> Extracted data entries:
────
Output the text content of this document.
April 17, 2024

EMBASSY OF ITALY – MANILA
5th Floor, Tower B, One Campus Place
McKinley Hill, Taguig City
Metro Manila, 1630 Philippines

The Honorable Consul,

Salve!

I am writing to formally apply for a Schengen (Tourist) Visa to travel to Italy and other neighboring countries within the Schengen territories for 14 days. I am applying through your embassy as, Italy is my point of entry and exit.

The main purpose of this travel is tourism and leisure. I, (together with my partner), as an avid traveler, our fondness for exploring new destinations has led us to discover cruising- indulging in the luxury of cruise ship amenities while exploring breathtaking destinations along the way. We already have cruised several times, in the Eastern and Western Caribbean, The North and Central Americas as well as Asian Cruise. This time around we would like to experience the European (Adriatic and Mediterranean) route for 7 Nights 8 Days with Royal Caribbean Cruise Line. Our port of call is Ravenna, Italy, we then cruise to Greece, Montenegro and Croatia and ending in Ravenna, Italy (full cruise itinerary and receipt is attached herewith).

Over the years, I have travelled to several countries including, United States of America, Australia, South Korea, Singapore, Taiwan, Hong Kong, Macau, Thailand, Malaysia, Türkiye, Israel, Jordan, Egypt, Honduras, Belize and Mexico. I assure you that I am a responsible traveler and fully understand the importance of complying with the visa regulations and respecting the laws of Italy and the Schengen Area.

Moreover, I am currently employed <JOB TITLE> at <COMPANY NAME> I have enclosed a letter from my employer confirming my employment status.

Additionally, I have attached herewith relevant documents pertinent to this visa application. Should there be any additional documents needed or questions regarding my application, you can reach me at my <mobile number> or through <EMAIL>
────
> SHORT EXERCISE: List every line from the entries above in which "Schengen" appears.

> COMPLETE ANSWER:
I am writing to formally apply for a Schengen (Tourist) Visa to travel to Italy and other neighboring countries within the Schengen territories for 14 days. I am applying through your embassy as, Italy is my point of entry and exit.
Over the years, I have travelled to several countries including, United States of America, Australia, South Korea, Singapore, Taiwan, Hong Kong, Macau, Thailand, Malaysia, Türkiye, Israel, Jordan, Egypt, Honduras, Belize and Mexico. I assure you that I am a responsible traveler and fully understand the importance of complying with the visa regulations and respecting the laws of Italy and the Schengen Area.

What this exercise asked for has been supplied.